Data entries for graphics:
━━━━━━━━━━━━━━━━━━━━━━━━━━━━━━
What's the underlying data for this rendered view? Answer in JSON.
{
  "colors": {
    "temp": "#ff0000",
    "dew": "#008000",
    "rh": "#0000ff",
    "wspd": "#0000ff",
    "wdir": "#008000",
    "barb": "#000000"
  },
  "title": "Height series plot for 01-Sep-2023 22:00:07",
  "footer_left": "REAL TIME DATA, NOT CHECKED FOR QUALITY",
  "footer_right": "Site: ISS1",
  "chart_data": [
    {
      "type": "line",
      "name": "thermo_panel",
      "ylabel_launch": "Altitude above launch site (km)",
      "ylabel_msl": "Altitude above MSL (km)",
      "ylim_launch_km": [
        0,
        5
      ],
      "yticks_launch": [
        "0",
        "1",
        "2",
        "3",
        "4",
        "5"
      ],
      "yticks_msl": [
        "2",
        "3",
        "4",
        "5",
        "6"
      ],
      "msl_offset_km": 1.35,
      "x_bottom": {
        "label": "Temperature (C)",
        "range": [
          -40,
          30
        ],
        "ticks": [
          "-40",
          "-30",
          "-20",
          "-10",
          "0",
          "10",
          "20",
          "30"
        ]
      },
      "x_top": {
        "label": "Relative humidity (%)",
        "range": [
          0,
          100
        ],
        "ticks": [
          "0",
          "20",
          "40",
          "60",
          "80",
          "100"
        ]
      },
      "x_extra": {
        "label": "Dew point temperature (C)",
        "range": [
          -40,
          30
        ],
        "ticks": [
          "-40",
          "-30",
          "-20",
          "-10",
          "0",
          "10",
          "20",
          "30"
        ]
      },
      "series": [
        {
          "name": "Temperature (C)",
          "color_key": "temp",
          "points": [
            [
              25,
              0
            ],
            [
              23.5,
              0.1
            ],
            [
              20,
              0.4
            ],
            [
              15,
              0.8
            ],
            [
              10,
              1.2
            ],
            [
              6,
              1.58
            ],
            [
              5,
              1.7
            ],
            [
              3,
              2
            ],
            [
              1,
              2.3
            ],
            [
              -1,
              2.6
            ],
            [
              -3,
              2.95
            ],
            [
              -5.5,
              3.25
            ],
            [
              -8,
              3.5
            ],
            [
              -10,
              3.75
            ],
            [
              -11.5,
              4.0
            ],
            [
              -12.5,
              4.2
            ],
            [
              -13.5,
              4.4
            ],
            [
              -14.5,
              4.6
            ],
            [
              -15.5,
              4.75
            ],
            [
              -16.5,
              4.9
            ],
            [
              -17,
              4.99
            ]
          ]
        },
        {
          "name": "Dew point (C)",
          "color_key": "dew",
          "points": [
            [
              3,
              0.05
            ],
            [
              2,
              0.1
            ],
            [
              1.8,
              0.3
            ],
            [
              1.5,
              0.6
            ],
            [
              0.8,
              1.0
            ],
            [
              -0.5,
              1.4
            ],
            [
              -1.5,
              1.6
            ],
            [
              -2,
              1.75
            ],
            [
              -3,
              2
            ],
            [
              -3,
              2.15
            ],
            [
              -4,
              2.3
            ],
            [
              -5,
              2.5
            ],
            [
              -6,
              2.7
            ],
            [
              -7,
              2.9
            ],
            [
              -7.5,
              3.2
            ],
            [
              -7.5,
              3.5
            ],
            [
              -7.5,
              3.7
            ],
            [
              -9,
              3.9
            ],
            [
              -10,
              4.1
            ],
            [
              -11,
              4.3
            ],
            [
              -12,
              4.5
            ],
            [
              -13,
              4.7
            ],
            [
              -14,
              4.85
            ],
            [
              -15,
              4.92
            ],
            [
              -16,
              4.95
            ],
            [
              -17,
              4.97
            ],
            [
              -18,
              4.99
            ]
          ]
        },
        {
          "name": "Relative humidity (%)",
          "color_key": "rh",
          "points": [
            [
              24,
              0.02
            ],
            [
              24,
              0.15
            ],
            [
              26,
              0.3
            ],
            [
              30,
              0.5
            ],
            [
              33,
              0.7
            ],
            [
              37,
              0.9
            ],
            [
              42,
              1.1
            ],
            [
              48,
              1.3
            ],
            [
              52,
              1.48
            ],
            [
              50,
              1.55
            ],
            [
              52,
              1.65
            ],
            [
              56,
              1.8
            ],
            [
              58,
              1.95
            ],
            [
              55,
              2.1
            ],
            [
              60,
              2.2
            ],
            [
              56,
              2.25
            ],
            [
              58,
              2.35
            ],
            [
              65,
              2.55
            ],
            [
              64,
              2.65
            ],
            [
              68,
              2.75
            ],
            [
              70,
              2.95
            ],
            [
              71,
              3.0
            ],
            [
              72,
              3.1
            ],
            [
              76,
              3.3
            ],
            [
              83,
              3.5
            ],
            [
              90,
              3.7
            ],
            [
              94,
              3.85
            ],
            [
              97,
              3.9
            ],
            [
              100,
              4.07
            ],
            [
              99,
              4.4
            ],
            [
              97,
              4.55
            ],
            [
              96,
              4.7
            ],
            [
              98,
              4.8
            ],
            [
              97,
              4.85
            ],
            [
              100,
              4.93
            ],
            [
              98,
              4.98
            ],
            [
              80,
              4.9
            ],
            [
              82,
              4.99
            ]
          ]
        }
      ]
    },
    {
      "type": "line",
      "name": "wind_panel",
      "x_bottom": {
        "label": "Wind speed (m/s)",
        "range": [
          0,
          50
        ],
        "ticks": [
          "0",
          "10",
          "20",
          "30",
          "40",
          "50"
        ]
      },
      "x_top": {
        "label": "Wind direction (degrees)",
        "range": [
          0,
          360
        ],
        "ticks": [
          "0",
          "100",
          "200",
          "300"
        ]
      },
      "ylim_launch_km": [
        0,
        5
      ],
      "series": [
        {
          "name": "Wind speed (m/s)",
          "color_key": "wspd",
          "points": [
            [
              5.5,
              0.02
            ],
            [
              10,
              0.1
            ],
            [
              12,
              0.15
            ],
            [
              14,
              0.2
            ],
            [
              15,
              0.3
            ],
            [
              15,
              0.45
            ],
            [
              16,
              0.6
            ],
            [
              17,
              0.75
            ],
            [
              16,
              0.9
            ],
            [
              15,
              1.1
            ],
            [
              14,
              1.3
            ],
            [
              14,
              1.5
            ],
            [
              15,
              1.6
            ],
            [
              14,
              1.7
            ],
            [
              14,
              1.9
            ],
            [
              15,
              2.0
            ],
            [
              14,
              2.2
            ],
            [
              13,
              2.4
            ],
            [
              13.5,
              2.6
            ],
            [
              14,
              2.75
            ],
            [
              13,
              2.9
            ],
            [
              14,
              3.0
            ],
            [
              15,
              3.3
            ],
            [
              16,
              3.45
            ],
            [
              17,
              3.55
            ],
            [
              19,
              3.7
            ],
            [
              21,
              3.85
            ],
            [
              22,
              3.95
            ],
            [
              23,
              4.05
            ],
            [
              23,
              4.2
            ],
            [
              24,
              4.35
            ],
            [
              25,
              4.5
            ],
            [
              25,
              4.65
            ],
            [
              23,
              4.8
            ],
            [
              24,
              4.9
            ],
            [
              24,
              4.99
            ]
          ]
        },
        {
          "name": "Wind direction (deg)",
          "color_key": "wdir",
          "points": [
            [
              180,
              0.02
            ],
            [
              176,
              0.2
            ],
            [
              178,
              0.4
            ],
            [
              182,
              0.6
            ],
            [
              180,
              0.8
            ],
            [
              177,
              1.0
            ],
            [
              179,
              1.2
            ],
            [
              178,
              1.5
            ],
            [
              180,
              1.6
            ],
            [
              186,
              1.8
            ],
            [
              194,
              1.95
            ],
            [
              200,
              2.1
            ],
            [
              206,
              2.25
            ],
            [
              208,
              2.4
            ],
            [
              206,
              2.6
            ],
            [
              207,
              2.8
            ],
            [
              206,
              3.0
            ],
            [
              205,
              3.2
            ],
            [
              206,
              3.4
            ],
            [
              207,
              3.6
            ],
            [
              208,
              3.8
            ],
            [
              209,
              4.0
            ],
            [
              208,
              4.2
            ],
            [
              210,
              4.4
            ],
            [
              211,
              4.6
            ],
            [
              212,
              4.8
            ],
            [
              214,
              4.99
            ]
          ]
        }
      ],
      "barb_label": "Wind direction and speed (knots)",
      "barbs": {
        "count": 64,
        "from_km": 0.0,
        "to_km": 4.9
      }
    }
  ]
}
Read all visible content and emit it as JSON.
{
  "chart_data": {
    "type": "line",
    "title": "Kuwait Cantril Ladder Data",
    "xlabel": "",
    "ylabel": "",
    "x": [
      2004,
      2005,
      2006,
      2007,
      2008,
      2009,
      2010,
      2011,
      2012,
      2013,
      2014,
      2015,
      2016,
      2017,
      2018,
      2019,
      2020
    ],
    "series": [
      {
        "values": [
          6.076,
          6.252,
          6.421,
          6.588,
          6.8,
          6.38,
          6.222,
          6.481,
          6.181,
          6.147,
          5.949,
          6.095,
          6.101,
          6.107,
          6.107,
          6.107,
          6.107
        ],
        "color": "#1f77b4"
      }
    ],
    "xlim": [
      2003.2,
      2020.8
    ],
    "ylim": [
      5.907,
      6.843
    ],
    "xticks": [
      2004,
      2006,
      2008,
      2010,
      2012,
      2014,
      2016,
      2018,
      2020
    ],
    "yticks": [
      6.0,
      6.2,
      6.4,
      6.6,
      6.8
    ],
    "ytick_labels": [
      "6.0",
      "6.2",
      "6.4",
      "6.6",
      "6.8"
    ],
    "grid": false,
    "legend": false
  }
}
━━━━━━━━━━━━━━━━━━━━━━━━━━━━━━
Starting at the line with "Read all visible content and emit it as JSON.", copy every line up to and including the last one in the entries above.

[The reply]:
Read all visible content and emit it as JSON.
{
  "chart_data": {
    "type": "line",
    "title": "Kuwait Cantril Ladder Data",
    "xlabel": "",
    "ylabel": "",
    "x": [
      2004,
      2005,
      2006,
      2007,
      2008,
      2009,
      2010,
      2011,
      2012,
      2013,
      2014,
      2015,
      2016,
      2017,
      2018,
      2019,
      2020
    ],
    "series": [
      {
        "values": [
          6.076,
          6.252,
          6.421,
          6.588,
          6.8,
          6.38,
          6.222,
          6.481,
          6.181,
          6.147,
          5.949,
          6.095,
          6.101,
          6.107,
          6.107,
          6.107,
          6.107
        ],
        "color": "#1f77b4"
      }
    ],
    "xlim": [
      2003.2,
      2020.8
    ],
    "ylim": [
      5.907,
      6.843
    ],
    "xticks": [
      2004,
      2006,
      2008,
      2010,
      2012,
      2014,
      2016,
      2018,
      2020
    ],
    "yticks": [
      6.0,
      6.2,
      6.4,
      6.6,
      6.8
    ],
    "ytick_labels": [
      "6.0",
      "6.2",
      "6.4",
      "6.6",
      "6.8"
    ],
    "grid": false,
    "legend": false
  }
}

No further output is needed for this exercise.